-- BEGIN PROVIDED MATERIAL --

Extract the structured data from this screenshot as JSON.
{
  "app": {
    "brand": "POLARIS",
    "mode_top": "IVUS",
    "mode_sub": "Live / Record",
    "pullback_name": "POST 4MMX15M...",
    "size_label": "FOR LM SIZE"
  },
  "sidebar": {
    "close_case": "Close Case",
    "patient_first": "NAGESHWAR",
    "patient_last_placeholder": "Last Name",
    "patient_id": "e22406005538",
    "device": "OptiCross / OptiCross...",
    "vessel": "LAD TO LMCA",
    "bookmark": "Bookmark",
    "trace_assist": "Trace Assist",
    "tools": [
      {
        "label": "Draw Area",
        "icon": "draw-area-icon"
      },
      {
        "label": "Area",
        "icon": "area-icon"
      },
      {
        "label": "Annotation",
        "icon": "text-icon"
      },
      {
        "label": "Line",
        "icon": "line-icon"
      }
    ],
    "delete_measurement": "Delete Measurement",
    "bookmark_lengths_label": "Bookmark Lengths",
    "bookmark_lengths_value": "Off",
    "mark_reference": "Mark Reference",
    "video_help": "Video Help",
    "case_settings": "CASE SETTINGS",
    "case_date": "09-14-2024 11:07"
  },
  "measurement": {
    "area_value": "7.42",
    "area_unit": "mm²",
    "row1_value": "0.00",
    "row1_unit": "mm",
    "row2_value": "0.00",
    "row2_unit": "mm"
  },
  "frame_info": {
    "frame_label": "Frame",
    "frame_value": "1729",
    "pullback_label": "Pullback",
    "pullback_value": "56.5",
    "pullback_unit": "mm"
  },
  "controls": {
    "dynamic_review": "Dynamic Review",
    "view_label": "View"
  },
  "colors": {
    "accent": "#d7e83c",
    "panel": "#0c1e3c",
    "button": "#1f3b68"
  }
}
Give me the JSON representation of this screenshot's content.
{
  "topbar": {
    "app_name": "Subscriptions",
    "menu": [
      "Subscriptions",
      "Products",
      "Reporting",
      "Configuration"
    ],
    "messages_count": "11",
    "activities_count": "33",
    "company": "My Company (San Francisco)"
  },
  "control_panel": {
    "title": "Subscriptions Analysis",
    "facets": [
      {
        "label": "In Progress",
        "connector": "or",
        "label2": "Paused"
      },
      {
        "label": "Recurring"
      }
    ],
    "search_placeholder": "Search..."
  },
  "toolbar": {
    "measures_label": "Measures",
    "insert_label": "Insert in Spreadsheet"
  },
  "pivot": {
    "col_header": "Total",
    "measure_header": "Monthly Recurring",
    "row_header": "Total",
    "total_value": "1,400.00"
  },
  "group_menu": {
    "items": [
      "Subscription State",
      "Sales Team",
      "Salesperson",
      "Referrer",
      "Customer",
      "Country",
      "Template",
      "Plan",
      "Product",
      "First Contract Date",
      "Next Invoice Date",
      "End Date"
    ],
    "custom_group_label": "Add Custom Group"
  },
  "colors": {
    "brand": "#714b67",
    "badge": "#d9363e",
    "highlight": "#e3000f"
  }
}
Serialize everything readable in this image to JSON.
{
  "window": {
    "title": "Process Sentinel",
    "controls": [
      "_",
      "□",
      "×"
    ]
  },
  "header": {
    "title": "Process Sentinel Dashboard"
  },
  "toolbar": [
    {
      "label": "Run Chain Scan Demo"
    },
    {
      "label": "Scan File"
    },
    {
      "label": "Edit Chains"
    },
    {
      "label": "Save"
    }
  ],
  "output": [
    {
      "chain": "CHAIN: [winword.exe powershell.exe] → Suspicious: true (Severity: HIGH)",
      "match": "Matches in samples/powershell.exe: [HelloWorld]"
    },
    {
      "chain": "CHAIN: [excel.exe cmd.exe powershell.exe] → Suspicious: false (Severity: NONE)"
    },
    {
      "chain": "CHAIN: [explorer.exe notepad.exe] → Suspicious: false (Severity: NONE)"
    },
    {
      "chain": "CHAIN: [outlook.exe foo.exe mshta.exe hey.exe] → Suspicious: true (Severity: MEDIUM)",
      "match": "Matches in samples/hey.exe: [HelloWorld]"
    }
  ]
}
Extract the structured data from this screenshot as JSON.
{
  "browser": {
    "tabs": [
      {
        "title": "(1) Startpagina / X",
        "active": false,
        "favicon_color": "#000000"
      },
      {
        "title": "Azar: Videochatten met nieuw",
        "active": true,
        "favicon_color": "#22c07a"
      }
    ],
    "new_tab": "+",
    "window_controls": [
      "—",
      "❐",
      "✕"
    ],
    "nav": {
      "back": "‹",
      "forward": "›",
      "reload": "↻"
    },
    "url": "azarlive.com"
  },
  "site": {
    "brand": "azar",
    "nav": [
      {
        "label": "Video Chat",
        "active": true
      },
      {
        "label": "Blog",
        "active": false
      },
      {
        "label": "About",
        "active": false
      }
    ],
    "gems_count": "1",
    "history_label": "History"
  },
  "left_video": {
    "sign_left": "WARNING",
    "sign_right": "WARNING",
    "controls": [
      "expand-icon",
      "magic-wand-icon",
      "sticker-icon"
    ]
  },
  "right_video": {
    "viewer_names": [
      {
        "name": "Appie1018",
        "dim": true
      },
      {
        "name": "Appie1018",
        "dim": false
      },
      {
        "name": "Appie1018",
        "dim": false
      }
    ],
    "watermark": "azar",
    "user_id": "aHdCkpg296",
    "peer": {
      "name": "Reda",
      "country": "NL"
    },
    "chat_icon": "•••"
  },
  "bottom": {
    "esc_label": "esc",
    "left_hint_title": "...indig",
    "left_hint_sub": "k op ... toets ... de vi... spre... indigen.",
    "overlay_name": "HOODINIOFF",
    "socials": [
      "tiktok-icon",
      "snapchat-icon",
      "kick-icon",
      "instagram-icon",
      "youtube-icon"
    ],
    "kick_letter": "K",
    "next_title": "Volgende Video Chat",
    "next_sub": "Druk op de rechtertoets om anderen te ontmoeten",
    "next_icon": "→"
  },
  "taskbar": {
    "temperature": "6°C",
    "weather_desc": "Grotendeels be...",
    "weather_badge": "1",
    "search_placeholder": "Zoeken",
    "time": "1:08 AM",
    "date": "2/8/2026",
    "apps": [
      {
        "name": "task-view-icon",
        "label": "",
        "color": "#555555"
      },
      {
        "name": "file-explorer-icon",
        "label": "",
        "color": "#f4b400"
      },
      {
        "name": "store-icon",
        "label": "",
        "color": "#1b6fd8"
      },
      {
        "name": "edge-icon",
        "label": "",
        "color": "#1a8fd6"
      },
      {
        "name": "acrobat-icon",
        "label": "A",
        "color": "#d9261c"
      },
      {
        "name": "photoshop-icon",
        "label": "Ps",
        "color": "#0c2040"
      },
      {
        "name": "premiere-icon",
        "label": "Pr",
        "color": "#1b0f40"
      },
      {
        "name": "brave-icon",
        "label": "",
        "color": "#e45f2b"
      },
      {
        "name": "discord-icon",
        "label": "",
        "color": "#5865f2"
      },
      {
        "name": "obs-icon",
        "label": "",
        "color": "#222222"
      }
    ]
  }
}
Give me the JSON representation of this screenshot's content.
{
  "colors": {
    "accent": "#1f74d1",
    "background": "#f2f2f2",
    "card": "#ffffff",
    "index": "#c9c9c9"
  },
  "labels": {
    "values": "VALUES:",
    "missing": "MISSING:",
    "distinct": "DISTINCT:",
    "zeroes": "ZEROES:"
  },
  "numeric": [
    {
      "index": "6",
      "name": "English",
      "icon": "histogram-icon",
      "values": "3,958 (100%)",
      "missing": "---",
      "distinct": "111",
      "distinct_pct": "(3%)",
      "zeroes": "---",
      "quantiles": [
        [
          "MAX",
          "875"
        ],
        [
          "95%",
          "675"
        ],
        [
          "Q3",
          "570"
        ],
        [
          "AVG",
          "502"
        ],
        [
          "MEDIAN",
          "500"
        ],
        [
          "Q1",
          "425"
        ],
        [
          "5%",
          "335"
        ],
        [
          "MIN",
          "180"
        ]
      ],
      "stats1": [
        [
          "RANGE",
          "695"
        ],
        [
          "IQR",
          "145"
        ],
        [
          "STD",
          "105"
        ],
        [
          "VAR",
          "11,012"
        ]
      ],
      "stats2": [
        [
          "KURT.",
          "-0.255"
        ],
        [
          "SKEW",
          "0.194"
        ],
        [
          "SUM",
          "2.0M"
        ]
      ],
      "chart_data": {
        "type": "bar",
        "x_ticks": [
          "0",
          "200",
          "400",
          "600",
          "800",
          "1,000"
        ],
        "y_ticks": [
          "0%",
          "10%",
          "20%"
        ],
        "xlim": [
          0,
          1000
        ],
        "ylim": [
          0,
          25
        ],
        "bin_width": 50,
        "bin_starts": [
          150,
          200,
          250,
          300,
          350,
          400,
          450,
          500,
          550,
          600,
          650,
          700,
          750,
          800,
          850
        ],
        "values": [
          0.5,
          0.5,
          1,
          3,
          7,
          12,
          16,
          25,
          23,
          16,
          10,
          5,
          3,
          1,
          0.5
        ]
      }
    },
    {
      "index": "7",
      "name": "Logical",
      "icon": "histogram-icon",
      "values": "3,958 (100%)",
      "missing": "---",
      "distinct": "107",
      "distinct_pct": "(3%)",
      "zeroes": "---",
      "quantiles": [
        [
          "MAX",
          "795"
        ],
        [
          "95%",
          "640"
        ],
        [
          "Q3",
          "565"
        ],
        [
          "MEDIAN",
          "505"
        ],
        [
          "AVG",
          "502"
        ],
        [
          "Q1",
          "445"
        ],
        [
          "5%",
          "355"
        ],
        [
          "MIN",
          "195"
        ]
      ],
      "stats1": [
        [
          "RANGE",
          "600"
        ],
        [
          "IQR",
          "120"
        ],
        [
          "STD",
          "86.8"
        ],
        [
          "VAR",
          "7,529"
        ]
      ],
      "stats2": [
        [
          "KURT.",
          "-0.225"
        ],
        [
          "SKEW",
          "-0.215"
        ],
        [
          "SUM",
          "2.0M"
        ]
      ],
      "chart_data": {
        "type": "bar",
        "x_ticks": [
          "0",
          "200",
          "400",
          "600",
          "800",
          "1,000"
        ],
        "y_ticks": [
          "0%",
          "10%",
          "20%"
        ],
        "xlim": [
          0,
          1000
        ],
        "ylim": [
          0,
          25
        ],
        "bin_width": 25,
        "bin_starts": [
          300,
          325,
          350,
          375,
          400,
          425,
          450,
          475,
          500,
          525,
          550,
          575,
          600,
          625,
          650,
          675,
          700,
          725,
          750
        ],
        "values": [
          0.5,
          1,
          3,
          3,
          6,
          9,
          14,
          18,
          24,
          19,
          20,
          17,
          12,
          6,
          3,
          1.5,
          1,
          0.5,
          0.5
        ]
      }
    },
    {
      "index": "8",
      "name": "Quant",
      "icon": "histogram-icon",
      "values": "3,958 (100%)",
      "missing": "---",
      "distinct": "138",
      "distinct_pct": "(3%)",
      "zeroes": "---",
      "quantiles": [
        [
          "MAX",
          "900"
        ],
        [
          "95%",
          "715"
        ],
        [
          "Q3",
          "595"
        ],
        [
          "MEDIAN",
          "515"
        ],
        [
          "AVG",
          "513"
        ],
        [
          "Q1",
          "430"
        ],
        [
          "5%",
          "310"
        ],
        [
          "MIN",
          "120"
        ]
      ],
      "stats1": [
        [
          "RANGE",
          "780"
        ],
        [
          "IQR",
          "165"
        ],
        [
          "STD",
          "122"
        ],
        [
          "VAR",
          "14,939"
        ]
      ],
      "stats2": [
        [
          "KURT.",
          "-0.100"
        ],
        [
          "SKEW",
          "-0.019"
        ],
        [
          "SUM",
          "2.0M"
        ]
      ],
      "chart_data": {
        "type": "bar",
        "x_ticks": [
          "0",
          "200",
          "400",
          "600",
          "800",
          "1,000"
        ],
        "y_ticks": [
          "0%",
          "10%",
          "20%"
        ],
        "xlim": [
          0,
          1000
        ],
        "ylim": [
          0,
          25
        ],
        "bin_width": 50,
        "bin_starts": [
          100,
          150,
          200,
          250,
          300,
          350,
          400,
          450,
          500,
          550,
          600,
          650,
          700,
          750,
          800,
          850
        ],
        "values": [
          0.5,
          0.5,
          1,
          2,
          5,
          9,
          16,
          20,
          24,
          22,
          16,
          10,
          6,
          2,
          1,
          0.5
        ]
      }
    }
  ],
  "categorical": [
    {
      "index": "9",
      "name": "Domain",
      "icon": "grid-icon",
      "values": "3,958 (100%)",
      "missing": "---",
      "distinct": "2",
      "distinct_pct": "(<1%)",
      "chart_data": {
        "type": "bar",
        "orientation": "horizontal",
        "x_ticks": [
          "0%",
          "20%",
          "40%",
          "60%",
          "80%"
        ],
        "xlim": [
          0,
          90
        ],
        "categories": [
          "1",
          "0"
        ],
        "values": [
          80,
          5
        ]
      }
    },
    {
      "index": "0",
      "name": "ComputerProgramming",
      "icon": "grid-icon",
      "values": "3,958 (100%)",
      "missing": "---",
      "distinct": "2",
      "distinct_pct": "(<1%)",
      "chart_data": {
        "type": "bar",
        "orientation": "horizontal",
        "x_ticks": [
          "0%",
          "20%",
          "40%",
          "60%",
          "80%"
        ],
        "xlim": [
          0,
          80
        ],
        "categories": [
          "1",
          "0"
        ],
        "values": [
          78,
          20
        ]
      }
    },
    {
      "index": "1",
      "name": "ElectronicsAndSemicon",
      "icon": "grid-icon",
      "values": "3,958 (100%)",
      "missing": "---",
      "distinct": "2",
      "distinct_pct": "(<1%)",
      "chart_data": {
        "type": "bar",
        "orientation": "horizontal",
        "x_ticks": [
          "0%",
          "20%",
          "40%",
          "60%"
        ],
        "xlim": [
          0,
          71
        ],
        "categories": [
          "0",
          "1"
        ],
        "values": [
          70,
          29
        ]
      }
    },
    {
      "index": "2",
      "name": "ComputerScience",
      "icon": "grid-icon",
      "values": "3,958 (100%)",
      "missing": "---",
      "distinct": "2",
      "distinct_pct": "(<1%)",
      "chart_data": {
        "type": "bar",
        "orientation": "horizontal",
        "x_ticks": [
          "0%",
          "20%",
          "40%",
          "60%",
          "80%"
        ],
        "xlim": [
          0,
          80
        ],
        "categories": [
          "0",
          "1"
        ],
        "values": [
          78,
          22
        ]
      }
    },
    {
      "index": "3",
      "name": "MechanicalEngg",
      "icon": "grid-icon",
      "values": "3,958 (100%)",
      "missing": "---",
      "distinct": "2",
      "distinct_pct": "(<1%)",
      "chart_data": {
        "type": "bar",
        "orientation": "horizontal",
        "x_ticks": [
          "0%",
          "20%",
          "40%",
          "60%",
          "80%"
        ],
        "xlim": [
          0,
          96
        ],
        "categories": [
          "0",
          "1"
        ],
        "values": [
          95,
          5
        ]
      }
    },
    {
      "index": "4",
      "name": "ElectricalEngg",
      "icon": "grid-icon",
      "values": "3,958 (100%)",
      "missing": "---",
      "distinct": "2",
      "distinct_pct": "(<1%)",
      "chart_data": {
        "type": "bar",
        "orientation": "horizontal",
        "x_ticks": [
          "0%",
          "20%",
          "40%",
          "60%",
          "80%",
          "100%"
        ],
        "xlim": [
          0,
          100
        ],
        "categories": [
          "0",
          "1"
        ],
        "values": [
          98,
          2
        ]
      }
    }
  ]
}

-- END PROVIDED MATERIAL --

**TASK PROMPT:**
Collect each line containing the string "HelloWorld".

**RESPONSE TO THE TASK:**
      "match": "Matches in samples/powershell.exe: [HelloWorld]"
      "match": "Matches in samples/hey.exe: [HelloWorld]"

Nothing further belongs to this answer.